#### Your goal
Without including any pictures, copy each entry below exactly.

(Items from a data source)
▬▬▬

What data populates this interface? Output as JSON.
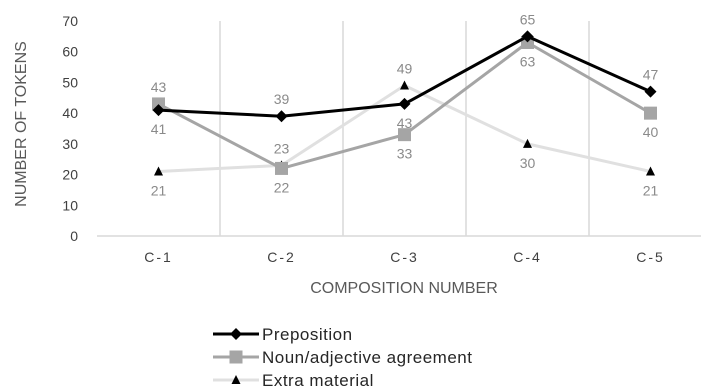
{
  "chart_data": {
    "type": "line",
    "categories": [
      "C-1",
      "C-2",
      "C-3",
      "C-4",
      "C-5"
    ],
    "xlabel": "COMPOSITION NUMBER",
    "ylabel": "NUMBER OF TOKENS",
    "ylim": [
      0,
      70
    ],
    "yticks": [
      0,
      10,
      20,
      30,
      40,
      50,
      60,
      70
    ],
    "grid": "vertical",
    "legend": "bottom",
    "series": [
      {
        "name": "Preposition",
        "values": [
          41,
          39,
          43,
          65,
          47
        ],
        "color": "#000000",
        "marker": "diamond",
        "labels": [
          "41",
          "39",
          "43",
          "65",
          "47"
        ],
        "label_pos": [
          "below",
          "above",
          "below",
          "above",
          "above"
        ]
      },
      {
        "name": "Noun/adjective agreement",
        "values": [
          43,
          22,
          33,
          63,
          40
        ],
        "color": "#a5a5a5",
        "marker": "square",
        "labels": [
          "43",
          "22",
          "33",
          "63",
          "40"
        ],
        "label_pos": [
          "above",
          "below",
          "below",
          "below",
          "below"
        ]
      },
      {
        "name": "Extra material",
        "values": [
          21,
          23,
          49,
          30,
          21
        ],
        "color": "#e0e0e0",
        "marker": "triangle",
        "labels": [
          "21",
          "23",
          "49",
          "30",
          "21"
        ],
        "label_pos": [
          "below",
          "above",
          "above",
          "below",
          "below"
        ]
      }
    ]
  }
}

▬▬▬

#### Solution for this exercise
What data populates this interface? Output as JSON.
{
  "chart_data": {
    "type": "line",
    "categories": [
      "C-1",
      "C-2",
      "C-3",
      "C-4",
      "C-5"
    ],
    "xlabel": "COMPOSITION NUMBER",
    "ylabel": "NUMBER OF TOKENS",
    "ylim": [
      0,
      70
    ],
    "yticks": [
      0,
      10,
      20,
      30,
      40,
      50,
      60,
      70
    ],
    "grid": "vertical",
    "legend": "bottom",
    "series": [
      {
        "name": "Preposition",
        "values": [
          41,
          39,
          43,
          65,
          47
        ],
        "color": "#000000",
        "marker": "diamond",
        "labels": [
          "41",
          "39",
          "43",
          "65",
          "47"
        ],
        "label_pos": [
          "below",
          "above",
          "below",
          "above",
          "above"
        ]
      },
      {
        "name": "Noun/adjective agreement",
        "values": [
          43,
          22,
          33,
          63,
          40
        ],
        "color": "#a5a5a5",
        "marker": "square",
        "labels": [
          "43",
          "22",
          "33",
          "63",
          "40"
        ],
        "label_pos": [
          "above",
          "below",
          "below",
          "below",
          "below"
        ]
      },
      {
        "name": "Extra material",
        "values": [
          21,
          23,
          49,
          30,
          21
        ],
        "color": "#e0e0e0",
        "marker": "triangle",
        "labels": [
          "21",
          "23",
          "49",
          "30",
          "21"
        ],
        "label_pos": [
          "below",
          "above",
          "above",
          "below",
          "below"
        ]
      }
    ]
  }
}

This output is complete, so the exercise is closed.